» Items listed in a dataset:
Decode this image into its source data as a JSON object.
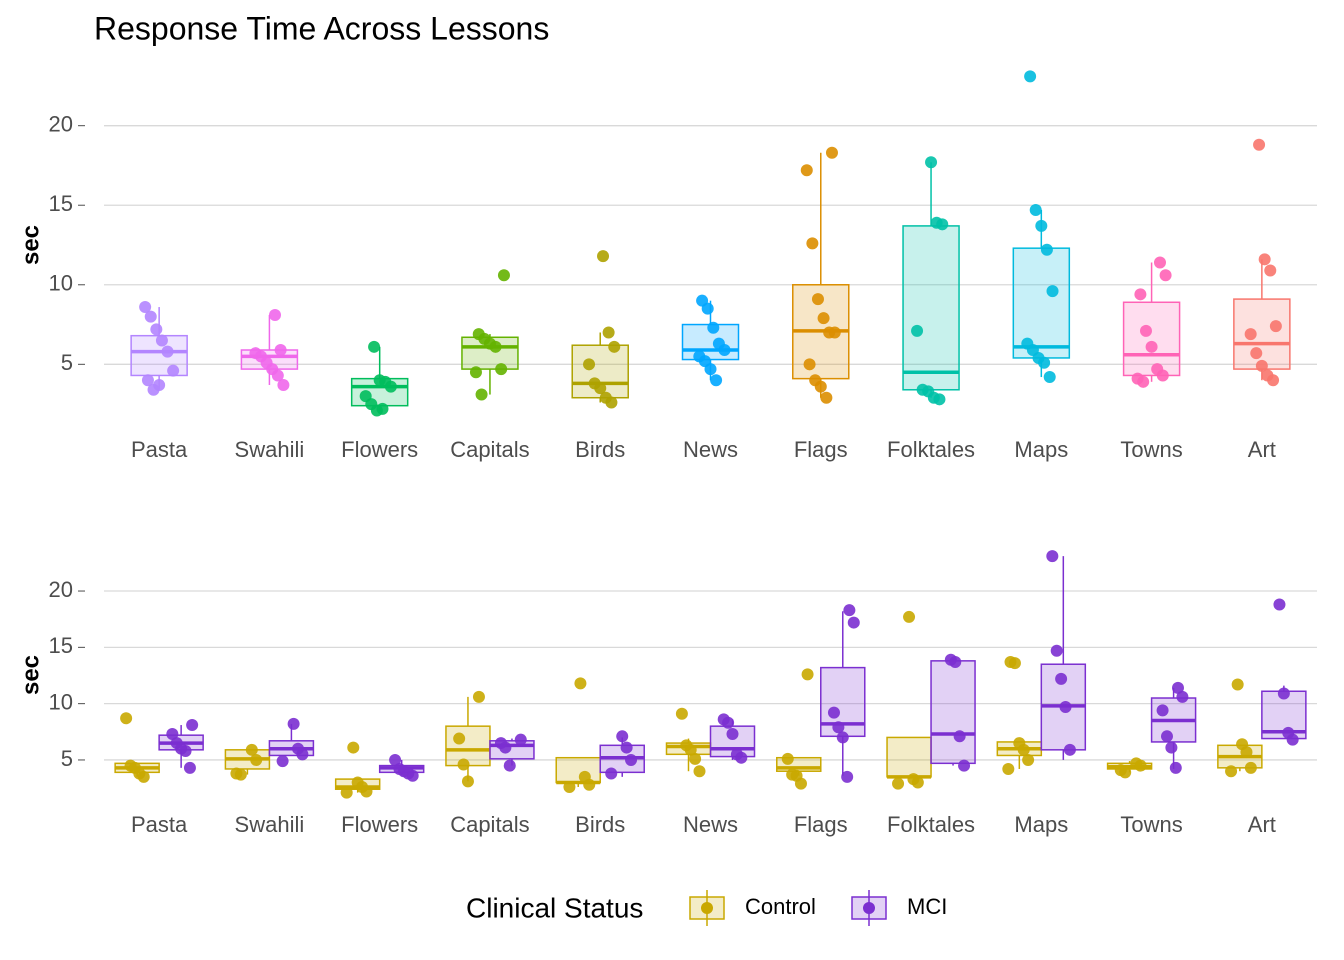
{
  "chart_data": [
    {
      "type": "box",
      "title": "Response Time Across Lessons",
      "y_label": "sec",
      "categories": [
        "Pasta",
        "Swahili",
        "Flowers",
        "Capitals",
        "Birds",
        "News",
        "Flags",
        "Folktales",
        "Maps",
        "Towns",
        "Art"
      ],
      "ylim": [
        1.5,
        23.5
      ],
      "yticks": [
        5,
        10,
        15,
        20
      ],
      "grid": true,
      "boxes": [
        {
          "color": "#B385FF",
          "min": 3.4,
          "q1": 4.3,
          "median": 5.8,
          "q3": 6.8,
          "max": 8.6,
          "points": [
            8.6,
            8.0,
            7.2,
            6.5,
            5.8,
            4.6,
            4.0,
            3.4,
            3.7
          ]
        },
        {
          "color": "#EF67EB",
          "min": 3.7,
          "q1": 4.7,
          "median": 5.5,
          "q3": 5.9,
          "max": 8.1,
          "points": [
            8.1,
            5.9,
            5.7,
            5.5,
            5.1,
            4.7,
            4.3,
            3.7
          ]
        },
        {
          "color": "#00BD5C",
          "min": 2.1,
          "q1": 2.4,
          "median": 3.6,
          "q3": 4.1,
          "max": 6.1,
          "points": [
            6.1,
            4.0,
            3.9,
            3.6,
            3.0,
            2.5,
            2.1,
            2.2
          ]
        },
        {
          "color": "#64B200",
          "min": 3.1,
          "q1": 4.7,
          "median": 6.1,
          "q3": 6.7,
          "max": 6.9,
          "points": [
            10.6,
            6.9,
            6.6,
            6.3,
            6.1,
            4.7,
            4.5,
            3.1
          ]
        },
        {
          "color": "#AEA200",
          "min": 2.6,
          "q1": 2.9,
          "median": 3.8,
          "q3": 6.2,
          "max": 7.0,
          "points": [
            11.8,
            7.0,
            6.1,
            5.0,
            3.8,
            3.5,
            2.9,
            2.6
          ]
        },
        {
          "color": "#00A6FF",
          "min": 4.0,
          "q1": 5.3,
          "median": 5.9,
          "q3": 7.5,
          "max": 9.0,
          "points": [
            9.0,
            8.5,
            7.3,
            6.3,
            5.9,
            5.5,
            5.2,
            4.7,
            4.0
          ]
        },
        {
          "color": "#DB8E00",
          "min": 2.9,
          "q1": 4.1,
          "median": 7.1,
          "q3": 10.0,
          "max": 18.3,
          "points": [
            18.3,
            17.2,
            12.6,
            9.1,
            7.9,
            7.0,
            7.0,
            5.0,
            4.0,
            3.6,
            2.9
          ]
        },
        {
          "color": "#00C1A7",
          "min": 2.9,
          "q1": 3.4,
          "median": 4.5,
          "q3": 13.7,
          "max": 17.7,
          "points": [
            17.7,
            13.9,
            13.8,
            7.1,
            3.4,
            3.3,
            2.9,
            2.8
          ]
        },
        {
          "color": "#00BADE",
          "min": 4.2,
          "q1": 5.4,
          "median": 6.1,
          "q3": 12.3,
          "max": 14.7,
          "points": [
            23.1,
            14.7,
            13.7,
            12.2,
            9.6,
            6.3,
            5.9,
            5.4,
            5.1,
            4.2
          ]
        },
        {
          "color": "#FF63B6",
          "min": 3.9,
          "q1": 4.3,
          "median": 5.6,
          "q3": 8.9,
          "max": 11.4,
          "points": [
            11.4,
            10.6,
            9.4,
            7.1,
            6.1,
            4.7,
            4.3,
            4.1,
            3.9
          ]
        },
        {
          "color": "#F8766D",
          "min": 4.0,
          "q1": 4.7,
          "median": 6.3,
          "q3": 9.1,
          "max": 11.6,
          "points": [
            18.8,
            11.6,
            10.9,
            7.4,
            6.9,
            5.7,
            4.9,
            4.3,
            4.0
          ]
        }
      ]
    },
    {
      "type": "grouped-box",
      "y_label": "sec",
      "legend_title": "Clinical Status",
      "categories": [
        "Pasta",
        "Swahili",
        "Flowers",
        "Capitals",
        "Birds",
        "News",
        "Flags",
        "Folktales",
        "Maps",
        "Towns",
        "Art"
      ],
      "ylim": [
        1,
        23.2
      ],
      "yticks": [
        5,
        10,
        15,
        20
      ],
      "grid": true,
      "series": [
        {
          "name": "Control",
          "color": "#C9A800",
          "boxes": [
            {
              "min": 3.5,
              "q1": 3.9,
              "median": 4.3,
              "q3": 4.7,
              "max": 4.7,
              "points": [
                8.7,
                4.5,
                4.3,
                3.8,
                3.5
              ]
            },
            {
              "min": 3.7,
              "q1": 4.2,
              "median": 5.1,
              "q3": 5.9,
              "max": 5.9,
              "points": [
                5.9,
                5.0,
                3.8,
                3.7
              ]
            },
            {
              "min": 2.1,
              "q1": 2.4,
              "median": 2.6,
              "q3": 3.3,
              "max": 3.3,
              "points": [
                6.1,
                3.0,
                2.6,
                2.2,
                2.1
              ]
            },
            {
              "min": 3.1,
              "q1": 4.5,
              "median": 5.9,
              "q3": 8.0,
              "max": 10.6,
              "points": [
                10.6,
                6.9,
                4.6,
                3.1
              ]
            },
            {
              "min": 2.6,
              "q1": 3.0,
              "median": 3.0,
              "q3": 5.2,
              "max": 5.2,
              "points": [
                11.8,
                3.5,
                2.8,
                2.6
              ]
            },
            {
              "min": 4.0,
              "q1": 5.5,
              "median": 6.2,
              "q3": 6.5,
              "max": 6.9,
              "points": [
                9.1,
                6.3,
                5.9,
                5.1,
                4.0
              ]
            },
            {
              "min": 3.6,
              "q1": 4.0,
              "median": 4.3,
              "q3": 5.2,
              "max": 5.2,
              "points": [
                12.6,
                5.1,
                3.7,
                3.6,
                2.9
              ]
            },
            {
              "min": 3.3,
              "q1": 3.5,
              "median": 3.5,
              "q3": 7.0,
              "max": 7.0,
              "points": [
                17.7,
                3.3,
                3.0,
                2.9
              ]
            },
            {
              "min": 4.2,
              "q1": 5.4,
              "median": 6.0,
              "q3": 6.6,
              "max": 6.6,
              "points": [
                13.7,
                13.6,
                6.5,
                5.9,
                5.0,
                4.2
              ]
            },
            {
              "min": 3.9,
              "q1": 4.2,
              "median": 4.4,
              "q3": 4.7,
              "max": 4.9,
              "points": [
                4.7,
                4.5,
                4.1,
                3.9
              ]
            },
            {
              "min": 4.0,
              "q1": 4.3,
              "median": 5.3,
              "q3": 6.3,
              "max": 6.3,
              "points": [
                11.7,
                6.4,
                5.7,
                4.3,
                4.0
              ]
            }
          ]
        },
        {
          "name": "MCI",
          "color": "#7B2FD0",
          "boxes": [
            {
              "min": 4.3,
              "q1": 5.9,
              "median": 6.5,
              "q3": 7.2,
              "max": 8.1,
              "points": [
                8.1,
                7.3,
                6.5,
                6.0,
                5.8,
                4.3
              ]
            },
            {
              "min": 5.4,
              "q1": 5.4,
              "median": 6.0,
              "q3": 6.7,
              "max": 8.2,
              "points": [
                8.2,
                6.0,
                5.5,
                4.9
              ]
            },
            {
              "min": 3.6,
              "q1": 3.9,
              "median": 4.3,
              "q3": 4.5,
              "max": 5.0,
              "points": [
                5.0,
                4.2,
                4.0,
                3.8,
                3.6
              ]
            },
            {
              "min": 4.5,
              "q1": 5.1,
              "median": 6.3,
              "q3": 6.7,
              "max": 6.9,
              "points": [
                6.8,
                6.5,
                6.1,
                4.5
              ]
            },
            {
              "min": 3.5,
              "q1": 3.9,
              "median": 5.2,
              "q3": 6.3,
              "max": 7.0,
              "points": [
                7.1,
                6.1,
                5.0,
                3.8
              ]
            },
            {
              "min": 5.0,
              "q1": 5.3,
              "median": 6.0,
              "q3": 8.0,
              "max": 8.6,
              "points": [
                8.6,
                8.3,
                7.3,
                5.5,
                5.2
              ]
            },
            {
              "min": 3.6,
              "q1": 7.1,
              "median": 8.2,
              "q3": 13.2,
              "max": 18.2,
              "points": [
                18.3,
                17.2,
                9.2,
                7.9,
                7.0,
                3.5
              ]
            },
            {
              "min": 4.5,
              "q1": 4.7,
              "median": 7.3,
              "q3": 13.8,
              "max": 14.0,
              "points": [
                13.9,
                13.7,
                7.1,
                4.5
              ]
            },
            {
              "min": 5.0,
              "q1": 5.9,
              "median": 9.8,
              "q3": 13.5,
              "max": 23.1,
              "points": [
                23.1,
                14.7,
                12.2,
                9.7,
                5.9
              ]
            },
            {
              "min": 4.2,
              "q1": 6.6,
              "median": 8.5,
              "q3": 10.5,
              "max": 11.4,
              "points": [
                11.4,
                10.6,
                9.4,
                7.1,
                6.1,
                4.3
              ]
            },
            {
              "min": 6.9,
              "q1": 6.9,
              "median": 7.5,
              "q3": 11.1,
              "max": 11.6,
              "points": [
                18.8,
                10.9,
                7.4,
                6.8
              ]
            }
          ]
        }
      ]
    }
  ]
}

==

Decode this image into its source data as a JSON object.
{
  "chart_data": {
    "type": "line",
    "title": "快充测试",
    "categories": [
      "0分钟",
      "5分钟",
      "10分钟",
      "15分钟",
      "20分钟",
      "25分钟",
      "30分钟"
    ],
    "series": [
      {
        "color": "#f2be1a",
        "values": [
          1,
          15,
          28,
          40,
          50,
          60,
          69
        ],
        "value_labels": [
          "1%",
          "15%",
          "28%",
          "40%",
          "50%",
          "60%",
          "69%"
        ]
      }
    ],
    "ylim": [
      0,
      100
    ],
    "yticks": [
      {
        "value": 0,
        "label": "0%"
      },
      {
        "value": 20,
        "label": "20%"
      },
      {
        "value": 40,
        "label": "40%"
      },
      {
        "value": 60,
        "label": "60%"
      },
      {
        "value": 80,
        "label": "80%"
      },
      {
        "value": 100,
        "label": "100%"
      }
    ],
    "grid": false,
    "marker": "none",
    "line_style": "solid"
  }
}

---

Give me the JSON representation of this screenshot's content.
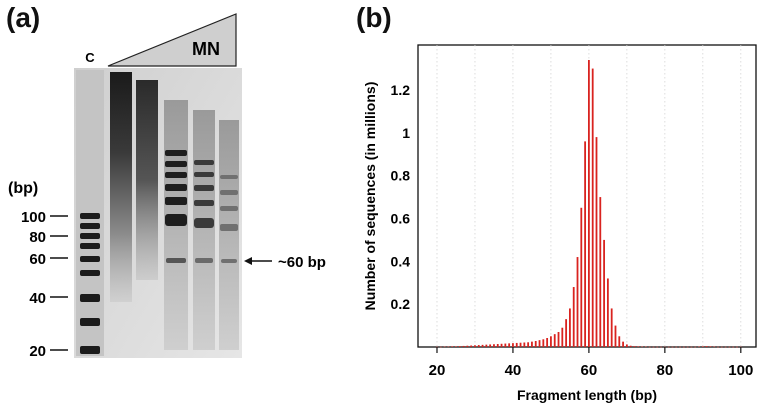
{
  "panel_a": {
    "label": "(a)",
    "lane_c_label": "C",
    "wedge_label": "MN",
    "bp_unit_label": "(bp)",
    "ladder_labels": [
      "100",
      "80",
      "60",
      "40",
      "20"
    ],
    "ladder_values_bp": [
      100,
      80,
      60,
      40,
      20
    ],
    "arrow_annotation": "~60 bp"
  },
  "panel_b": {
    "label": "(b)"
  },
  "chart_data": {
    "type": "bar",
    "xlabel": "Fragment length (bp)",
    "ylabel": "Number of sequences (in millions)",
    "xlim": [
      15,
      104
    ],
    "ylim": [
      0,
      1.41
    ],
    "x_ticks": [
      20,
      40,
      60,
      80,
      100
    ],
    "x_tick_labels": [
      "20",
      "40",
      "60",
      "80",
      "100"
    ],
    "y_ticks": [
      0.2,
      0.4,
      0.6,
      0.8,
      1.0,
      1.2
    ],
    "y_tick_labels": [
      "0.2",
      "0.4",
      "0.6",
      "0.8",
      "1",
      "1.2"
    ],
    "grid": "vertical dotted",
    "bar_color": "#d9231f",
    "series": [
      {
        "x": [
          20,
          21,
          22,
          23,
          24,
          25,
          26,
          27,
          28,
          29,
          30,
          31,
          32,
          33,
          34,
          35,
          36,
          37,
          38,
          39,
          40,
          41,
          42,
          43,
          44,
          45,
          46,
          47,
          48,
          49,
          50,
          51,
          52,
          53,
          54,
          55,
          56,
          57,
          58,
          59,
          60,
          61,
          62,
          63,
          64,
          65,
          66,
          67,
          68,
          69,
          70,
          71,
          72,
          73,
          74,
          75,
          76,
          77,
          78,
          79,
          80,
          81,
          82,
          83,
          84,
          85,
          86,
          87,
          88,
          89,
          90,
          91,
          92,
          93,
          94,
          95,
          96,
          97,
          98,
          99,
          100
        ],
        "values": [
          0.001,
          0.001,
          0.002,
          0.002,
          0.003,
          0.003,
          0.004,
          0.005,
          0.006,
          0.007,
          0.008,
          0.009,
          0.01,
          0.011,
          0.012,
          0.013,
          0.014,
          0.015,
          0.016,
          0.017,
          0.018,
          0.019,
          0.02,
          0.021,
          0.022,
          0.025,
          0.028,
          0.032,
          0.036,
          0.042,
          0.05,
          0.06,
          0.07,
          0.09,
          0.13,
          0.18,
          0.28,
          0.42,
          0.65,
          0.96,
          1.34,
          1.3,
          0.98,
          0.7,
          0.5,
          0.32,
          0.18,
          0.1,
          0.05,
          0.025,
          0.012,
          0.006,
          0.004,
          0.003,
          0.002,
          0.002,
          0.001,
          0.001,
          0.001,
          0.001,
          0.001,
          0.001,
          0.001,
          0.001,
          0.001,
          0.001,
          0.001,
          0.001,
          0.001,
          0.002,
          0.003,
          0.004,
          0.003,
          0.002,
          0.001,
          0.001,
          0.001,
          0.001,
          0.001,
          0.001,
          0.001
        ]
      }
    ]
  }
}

» WORK REQUIRED:
Find each line in the records holding the string "grid" and show it.

» RESULT FOR THIS EXERCISE:
      "grid": true,
      "grid": true,
    "grid": false,
    "grid": "vertical dotted",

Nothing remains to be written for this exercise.